CHALLENGE:
Each entry below must be repeated word for word.
[Begin]
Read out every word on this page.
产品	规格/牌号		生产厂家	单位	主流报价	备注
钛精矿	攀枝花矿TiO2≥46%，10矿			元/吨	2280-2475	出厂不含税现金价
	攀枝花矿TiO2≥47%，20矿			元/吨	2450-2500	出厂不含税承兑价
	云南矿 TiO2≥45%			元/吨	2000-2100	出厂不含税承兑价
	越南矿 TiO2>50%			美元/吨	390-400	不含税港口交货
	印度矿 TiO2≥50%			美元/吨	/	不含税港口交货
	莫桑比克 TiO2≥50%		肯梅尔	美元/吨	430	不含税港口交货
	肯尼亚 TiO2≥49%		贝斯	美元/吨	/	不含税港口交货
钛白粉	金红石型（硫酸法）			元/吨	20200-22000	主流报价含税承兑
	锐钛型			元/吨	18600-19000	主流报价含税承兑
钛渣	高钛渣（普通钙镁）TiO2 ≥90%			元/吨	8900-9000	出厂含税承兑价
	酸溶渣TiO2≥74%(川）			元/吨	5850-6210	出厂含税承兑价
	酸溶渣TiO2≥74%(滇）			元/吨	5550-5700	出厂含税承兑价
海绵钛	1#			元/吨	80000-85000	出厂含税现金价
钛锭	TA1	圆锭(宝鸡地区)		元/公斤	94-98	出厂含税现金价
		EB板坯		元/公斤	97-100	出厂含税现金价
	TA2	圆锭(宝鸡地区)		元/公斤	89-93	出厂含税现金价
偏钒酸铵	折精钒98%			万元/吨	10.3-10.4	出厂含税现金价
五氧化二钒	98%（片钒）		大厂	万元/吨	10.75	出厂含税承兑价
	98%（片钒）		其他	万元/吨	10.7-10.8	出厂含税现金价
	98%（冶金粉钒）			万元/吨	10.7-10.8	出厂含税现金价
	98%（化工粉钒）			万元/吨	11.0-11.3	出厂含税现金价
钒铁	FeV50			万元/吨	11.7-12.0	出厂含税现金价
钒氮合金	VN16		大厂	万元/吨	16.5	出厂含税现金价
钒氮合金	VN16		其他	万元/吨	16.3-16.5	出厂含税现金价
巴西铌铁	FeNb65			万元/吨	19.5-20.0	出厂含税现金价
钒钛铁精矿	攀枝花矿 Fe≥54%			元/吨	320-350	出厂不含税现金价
[End]
RIGHT ANSWER:
Read out every word on this page.
产品	规格/牌号		生产厂家	单位	主流报价	备注
钛精矿	攀枝花矿TiO2≥46%，10矿			元/吨	2280-2475	出厂不含税现金价
	攀枝花矿TiO2≥47%，20矿			元/吨	2450-2500	出厂不含税承兑价
	云南矿 TiO2≥45%			元/吨	2000-2100	出厂不含税承兑价
	越南矿 TiO2>50%			美元/吨	390-400	不含税港口交货
	印度矿 TiO2≥50%			美元/吨	/	不含税港口交货
	莫桑比克 TiO2≥50%		肯梅尔	美元/吨	430	不含税港口交货
	肯尼亚 TiO2≥49%		贝斯	美元/吨	/	不含税港口交货
钛白粉	金红石型（硫酸法）			元/吨	20200-22000	主流报价含税承兑
	锐钛型			元/吨	18600-19000	主流报价含税承兑
钛渣	高钛渣（普通钙镁）TiO2 ≥90%			元/吨	8900-9000	出厂含税承兑价
	酸溶渣TiO2≥74%(川）			元/吨	5850-6210	出厂含税承兑价
	酸溶渣TiO2≥74%(滇）			元/吨	5550-5700	出厂含税承兑价
海绵钛	1#			元/吨	80000-85000	出厂含税现金价
钛锭	TA1	圆锭(宝鸡地区)		元/公斤	94-98	出厂含税现金价
		EB板坯		元/公斤	97-100	出厂含税现金价
	TA2	圆锭(宝鸡地区)		元/公斤	89-93	出厂含税现金价
偏钒酸铵	折精钒98%			万元/吨	10.3-10.4	出厂含税现金价
五氧化二钒	98%（片钒）		大厂	万元/吨	10.75	出厂含税承兑价
	98%（片钒）		其他	万元/吨	10.7-10.8	出厂含税现金价
	98%（冶金粉钒）			万元/吨	10.7-10.8	出厂含税现金价
	98%（化工粉钒）			万元/吨	11.0-11.3	出厂含税现金价
钒铁	FeV50			万元/吨	11.7-12.0	出厂含税现金价
钒氮合金	VN16		大厂	万元/吨	16.5	出厂含税现金价
钒氮合金	VN16		其他	万元/吨	16.3-16.5	出厂含税现金价
巴西铌铁	FeNb65			万元/吨	19.5-20.0	出厂含税现金价
钒钛铁精矿	攀枝花矿 Fe≥54%			元/吨	320-350	出厂不含税现金价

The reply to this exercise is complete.